→ Recorded information
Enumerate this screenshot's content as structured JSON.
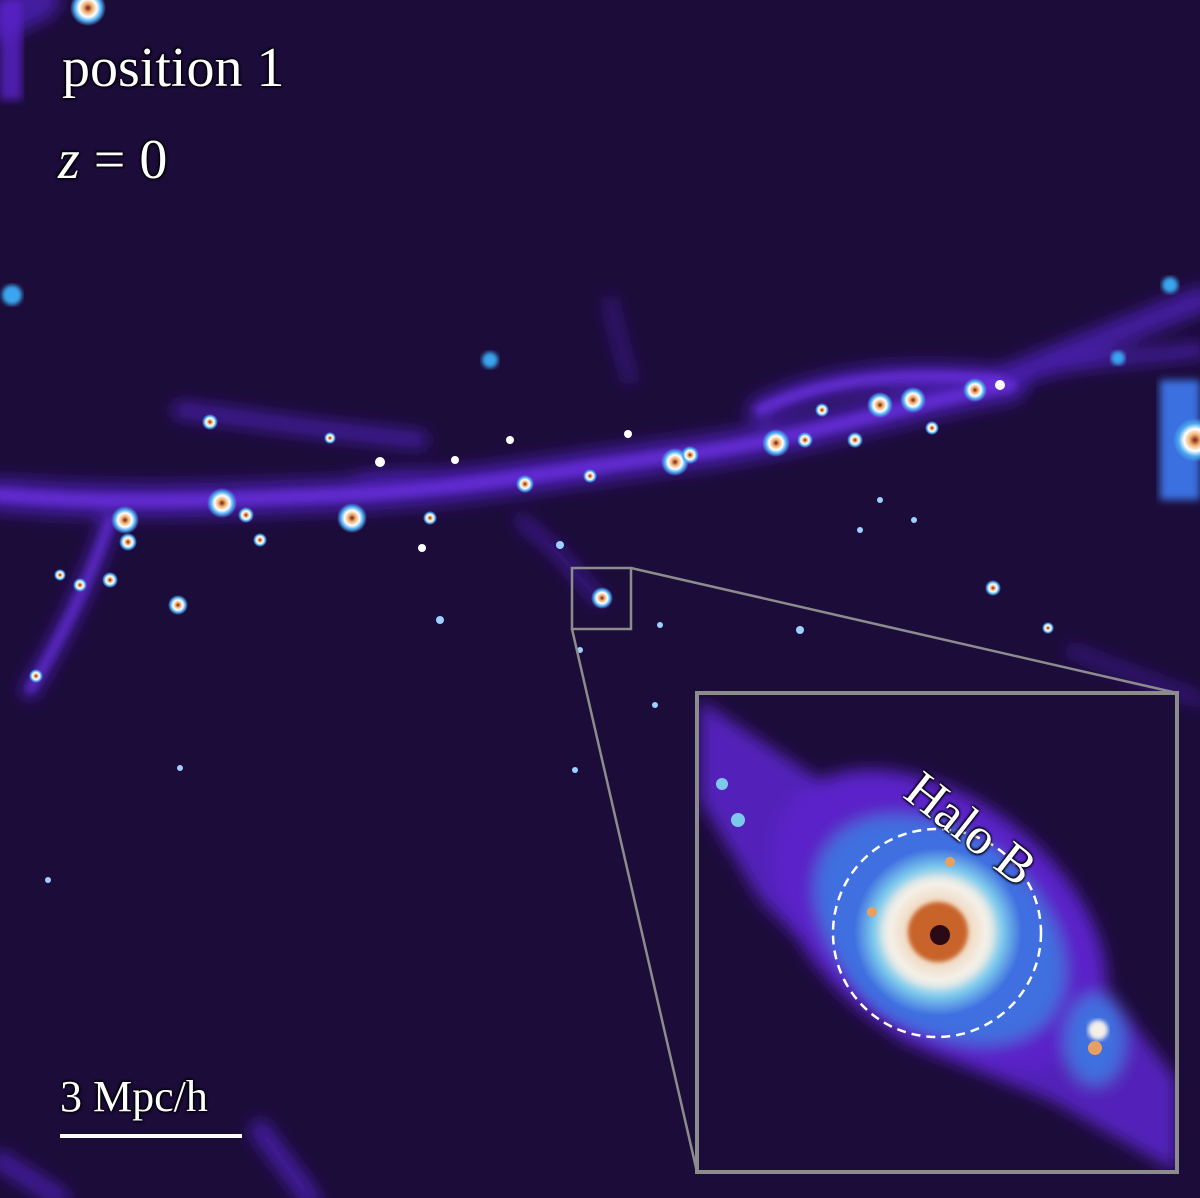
{
  "labels": {
    "position": "position 1",
    "redshift_var": "z",
    "redshift_rest": " = 0",
    "halo": "Halo B",
    "scale": "3 Mpc/h"
  },
  "colors": {
    "background": "#1c0c3a",
    "filament": "#5a24c8",
    "glow": "#3aa6f0",
    "core": "#e08a3a",
    "inset_frame": "#8c8c8c",
    "circle": "#ffffff"
  }
}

→ Brief
Set down the material above as is, without any pictures.

→ Written answer
Enumerate this screenshot's content as structured JSON.
{
  "labels": {
    "position": "position 1",
    "redshift_var": "z",
    "redshift_rest": " = 0",
    "halo": "Halo B",
    "scale": "3 Mpc/h"
  },
  "colors": {
    "background": "#1c0c3a",
    "filament": "#5a24c8",
    "glow": "#3aa6f0",
    "core": "#e08a3a",
    "inset_frame": "#8c8c8c",
    "circle": "#ffffff"
  }
}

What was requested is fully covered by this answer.